(WORK INSTRUCTIONS): Your task is to extract every line from the material below exactly.

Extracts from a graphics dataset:
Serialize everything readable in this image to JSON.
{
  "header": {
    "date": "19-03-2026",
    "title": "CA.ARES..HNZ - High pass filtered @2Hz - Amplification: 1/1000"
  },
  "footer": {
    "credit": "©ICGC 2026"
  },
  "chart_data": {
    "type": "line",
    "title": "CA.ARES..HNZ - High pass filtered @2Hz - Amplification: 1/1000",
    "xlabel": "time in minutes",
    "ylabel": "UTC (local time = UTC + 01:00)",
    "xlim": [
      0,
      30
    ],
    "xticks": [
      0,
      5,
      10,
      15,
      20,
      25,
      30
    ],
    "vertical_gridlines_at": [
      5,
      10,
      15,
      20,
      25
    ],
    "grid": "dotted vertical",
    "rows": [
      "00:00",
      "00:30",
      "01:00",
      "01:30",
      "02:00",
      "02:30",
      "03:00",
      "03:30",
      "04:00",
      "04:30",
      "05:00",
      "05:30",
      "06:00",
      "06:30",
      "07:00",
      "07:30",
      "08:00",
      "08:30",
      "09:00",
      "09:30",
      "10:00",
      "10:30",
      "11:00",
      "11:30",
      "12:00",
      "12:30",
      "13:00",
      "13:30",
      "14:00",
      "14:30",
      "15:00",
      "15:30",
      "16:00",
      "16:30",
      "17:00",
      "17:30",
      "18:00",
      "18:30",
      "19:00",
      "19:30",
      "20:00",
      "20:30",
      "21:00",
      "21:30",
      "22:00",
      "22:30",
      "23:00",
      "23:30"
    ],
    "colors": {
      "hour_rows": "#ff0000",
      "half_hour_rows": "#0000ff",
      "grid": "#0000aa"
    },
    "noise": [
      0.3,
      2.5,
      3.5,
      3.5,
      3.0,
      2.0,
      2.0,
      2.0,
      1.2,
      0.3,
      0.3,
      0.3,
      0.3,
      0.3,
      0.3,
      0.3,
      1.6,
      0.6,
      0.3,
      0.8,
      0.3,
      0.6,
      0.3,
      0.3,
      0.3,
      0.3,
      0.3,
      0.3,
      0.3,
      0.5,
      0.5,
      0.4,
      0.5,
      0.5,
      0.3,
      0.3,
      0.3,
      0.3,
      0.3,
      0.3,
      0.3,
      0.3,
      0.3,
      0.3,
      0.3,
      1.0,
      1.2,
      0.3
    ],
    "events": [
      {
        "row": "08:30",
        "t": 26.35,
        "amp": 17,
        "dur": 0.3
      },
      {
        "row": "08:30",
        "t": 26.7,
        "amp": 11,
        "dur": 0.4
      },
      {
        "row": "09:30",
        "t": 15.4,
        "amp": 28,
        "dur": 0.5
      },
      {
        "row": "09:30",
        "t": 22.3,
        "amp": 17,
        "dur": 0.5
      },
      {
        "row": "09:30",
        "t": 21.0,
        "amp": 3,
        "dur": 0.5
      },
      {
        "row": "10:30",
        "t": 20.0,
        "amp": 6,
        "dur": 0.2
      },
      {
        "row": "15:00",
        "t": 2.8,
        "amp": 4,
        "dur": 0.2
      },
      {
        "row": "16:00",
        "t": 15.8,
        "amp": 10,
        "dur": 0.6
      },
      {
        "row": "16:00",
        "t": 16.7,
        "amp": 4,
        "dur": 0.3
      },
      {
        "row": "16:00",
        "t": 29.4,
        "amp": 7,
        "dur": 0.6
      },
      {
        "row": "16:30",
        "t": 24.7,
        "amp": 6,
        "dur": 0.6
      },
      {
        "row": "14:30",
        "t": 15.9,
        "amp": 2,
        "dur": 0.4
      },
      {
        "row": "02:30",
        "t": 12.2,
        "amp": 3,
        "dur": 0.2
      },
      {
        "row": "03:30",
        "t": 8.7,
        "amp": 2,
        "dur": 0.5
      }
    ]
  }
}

(EXERCISE OUTPUT):
Serialize everything readable in this image to JSON.
{
  "header": {
    "date": "19-03-2026",
    "title": "CA.ARES..HNZ - High pass filtered @2Hz - Amplification: 1/1000"
  },
  "footer": {
    "credit": "©ICGC 2026"
  },
  "chart_data": {
    "type": "line",
    "title": "CA.ARES..HNZ - High pass filtered @2Hz - Amplification: 1/1000",
    "xlabel": "time in minutes",
    "ylabel": "UTC (local time = UTC + 01:00)",
    "xlim": [
      0,
      30
    ],
    "xticks": [
      0,
      5,
      10,
      15,
      20,
      25,
      30
    ],
    "vertical_gridlines_at": [
      5,
      10,
      15,
      20,
      25
    ],
    "grid": "dotted vertical",
    "rows": [
      "00:00",
      "00:30",
      "01:00",
      "01:30",
      "02:00",
      "02:30",
      "03:00",
      "03:30",
      "04:00",
      "04:30",
      "05:00",
      "05:30",
      "06:00",
      "06:30",
      "07:00",
      "07:30",
      "08:00",
      "08:30",
      "09:00",
      "09:30",
      "10:00",
      "10:30",
      "11:00",
      "11:30",
      "12:00",
      "12:30",
      "13:00",
      "13:30",
      "14:00",
      "14:30",
      "15:00",
      "15:30",
      "16:00",
      "16:30",
      "17:00",
      "17:30",
      "18:00",
      "18:30",
      "19:00",
      "19:30",
      "20:00",
      "20:30",
      "21:00",
      "21:30",
      "22:00",
      "22:30",
      "23:00",
      "23:30"
    ],
    "colors": {
      "hour_rows": "#ff0000",
      "half_hour_rows": "#0000ff",
      "grid": "#0000aa"
    },
    "noise": [
      0.3,
      2.5,
      3.5,
      3.5,
      3.0,
      2.0,
      2.0,
      2.0,
      1.2,
      0.3,
      0.3,
      0.3,
      0.3,
      0.3,
      0.3,
      0.3,
      1.6,
      0.6,
      0.3,
      0.8,
      0.3,
      0.6,
      0.3,
      0.3,
      0.3,
      0.3,
      0.3,
      0.3,
      0.3,
      0.5,
      0.5,
      0.4,
      0.5,
      0.5,
      0.3,
      0.3,
      0.3,
      0.3,
      0.3,
      0.3,
      0.3,
      0.3,
      0.3,
      0.3,
      0.3,
      1.0,
      1.2,
      0.3
    ],
    "events": [
      {
        "row": "08:30",
        "t": 26.35,
        "amp": 17,
        "dur": 0.3
      },
      {
        "row": "08:30",
        "t": 26.7,
        "amp": 11,
        "dur": 0.4
      },
      {
        "row": "09:30",
        "t": 15.4,
        "amp": 28,
        "dur": 0.5
      },
      {
        "row": "09:30",
        "t": 22.3,
        "amp": 17,
        "dur": 0.5
      },
      {
        "row": "09:30",
        "t": 21.0,
        "amp": 3,
        "dur": 0.5
      },
      {
        "row": "10:30",
        "t": 20.0,
        "amp": 6,
        "dur": 0.2
      },
      {
        "row": "15:00",
        "t": 2.8,
        "amp": 4,
        "dur": 0.2
      },
      {
        "row": "16:00",
        "t": 15.8,
        "amp": 10,
        "dur": 0.6
      },
      {
        "row": "16:00",
        "t": 16.7,
        "amp": 4,
        "dur": 0.3
      },
      {
        "row": "16:00",
        "t": 29.4,
        "amp": 7,
        "dur": 0.6
      },
      {
        "row": "16:30",
        "t": 24.7,
        "amp": 6,
        "dur": 0.6
      },
      {
        "row": "14:30",
        "t": 15.9,
        "amp": 2,
        "dur": 0.4
      },
      {
        "row": "02:30",
        "t": 12.2,
        "amp": 3,
        "dur": 0.2
      },
      {
        "row": "03:30",
        "t": 8.7,
        "amp": 2,
        "dur": 0.5
      }
    ]
  }
}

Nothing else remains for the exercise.